Stored entries
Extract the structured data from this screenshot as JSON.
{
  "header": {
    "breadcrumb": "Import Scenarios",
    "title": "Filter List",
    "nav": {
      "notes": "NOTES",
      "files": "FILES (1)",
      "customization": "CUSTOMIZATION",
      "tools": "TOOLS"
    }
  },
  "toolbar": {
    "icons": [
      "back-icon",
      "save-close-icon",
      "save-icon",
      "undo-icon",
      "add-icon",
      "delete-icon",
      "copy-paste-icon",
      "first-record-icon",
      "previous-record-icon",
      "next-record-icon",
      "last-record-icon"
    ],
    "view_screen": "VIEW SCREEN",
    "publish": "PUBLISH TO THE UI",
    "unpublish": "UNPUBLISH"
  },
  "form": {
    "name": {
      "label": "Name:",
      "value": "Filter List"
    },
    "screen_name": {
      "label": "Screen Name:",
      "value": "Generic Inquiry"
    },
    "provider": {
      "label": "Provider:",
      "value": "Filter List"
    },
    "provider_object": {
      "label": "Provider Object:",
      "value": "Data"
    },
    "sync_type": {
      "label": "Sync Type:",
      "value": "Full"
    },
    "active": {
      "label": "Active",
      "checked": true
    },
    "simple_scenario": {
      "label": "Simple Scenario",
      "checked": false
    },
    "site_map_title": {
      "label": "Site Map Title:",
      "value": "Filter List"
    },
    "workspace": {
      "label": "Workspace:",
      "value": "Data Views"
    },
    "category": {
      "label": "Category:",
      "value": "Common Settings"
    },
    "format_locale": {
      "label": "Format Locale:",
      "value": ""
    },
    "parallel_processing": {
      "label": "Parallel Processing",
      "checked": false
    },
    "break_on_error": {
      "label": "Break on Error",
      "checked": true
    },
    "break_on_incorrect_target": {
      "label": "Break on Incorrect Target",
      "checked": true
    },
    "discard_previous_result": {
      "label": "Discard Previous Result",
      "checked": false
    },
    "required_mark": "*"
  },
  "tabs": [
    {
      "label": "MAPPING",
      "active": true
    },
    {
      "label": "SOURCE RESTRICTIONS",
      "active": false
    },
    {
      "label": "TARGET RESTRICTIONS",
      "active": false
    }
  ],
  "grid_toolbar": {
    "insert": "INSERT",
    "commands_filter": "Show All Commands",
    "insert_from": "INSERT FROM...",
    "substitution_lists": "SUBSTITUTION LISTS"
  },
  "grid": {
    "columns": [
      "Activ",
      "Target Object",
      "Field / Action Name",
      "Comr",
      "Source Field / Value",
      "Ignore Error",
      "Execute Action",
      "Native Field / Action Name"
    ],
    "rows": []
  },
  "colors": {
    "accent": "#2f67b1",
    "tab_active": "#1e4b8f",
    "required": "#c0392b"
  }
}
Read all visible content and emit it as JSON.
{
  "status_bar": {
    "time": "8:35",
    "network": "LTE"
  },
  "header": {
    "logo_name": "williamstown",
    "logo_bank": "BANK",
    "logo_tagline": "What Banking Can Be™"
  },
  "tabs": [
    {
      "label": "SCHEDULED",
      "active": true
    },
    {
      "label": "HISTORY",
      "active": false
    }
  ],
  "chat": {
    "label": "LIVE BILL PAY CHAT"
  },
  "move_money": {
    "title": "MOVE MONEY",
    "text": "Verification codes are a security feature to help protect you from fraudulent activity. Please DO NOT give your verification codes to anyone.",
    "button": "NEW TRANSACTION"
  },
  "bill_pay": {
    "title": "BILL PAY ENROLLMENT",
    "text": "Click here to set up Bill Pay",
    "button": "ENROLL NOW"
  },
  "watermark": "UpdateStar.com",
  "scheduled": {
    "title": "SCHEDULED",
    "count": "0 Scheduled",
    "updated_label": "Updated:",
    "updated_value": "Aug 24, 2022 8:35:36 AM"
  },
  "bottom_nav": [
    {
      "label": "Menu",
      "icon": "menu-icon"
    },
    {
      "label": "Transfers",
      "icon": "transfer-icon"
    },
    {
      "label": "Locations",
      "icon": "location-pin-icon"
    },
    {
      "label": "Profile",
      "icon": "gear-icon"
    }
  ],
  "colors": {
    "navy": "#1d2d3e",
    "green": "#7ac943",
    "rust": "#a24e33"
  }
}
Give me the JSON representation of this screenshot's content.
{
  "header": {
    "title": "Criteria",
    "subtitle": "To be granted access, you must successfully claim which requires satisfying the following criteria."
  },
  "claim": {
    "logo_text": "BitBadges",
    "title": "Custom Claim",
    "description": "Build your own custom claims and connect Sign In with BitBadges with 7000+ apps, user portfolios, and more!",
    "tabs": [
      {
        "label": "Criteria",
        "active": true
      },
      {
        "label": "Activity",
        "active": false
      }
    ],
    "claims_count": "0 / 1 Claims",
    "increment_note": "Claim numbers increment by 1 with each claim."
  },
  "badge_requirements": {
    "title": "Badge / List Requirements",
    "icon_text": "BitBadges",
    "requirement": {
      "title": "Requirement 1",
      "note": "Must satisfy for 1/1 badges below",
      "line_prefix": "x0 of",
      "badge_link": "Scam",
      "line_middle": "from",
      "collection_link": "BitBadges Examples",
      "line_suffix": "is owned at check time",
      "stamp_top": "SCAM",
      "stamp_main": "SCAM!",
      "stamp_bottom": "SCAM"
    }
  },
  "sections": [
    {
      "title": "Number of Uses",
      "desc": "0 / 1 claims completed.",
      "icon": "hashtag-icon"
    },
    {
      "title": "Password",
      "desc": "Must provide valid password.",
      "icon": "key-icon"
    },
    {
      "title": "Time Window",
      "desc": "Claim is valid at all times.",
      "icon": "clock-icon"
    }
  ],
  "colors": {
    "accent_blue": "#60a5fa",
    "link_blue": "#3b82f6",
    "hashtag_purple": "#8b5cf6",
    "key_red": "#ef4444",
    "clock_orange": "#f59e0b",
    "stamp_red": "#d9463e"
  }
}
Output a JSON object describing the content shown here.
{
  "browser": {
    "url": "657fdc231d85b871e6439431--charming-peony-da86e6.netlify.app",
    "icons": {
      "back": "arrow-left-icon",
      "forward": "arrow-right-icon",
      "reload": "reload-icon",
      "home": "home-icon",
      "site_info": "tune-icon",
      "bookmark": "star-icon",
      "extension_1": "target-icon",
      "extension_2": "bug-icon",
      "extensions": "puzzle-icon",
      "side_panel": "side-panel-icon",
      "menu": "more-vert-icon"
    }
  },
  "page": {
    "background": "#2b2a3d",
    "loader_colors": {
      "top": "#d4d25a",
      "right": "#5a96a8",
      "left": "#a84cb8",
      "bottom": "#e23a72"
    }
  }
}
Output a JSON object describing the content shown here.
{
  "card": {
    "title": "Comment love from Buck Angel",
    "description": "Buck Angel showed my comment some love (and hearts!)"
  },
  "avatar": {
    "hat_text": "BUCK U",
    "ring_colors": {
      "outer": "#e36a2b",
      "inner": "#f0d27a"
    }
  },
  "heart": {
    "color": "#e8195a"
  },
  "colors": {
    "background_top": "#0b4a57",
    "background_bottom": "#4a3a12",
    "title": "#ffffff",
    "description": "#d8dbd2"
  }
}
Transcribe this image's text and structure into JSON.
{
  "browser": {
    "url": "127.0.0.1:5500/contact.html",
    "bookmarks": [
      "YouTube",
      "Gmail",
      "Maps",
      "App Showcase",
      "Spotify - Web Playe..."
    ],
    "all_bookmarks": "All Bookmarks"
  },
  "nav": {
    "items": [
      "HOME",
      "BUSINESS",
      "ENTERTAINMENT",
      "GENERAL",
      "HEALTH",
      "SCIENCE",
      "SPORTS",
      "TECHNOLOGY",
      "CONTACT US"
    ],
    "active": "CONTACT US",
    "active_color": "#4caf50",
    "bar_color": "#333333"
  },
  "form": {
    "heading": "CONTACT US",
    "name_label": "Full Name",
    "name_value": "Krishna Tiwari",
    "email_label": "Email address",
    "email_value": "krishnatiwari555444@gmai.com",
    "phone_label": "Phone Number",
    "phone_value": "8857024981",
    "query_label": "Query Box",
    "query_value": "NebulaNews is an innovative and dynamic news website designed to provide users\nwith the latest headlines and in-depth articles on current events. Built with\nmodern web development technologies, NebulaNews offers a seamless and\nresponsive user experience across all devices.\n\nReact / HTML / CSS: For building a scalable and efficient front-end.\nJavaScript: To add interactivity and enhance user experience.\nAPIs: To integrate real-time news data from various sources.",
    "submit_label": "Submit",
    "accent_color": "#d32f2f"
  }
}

AIM OF THE TASK >> Pick out every line holding the string "Angel" and return it.

RESPONSE TO THE TASK >>
    "title": "Comment love from Buck Angel",
    "description": "Buck Angel showed my comment some love (and hearts!)"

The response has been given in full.